- _TASK DETAILS_
Say how many lines include the word "Arbrisseau". Reply with nothing but the number.

- _RECORDS FOR THE TASK_
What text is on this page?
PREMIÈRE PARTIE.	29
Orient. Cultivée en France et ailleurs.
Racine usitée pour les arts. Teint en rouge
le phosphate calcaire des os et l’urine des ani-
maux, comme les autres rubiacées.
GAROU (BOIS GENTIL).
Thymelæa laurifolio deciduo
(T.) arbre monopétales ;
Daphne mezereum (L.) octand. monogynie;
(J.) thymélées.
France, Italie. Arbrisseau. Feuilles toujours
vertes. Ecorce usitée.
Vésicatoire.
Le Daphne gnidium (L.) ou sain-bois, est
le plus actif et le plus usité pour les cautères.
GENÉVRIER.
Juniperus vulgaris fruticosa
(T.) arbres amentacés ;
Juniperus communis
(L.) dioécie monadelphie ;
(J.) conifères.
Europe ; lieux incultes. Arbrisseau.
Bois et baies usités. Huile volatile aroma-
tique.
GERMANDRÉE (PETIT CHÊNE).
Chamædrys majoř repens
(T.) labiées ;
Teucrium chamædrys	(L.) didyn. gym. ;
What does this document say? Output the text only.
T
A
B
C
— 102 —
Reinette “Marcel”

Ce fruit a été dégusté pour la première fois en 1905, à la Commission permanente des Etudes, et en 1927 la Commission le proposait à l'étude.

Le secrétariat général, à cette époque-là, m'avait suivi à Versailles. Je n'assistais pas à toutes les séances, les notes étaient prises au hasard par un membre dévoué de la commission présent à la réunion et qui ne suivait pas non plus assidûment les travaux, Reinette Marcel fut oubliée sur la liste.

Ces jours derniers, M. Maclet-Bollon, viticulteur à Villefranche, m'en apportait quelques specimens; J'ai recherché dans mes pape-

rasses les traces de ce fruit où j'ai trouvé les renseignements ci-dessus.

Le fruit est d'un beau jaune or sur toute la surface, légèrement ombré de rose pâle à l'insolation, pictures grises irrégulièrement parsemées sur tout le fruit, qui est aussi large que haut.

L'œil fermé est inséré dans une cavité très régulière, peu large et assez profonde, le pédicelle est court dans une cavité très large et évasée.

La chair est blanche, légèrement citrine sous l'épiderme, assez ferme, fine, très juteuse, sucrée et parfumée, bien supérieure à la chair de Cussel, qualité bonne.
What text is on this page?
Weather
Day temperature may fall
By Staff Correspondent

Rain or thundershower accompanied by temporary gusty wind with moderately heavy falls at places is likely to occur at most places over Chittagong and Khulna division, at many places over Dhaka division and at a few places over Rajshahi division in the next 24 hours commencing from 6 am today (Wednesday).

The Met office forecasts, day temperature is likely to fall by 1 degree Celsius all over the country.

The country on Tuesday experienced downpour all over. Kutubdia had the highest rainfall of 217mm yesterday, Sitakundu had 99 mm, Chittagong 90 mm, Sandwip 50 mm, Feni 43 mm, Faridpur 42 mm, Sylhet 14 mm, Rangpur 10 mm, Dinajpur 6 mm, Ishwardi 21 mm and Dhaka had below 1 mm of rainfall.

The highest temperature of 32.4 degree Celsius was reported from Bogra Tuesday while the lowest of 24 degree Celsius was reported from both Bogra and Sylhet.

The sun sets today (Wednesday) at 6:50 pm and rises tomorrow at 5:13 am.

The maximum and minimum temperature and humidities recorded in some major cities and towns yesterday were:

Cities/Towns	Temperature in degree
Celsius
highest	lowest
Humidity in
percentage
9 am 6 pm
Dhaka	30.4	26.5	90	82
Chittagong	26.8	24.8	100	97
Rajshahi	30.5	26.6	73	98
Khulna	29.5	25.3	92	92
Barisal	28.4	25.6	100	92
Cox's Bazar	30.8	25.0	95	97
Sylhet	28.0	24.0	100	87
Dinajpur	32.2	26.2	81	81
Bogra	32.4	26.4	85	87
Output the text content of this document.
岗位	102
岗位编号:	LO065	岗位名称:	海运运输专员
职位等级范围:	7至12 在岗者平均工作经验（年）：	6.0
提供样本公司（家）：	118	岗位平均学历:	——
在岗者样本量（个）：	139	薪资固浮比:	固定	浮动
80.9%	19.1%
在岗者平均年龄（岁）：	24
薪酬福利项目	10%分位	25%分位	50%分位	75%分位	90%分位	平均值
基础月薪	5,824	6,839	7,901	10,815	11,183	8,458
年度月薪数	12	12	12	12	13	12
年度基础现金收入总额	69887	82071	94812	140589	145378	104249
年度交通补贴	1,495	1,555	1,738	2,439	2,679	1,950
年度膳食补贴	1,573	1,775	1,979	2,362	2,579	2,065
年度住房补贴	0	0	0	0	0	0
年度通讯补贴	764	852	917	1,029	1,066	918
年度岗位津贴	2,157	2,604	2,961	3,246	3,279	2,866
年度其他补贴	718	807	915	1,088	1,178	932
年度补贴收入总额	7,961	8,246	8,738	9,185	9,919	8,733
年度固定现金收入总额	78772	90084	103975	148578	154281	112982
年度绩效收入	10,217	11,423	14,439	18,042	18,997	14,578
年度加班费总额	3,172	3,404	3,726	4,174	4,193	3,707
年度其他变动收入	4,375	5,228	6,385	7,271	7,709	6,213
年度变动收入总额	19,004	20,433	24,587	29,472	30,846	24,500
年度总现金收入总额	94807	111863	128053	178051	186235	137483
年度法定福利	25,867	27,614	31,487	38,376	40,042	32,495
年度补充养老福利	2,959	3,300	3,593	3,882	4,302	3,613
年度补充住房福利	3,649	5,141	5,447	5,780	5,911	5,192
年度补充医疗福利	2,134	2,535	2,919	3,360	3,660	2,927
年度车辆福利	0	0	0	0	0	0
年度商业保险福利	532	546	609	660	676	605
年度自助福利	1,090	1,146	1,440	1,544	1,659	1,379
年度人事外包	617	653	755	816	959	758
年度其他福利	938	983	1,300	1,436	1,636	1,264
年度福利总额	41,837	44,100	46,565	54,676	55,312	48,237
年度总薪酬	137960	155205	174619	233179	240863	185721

- _FINAL RESULT_
2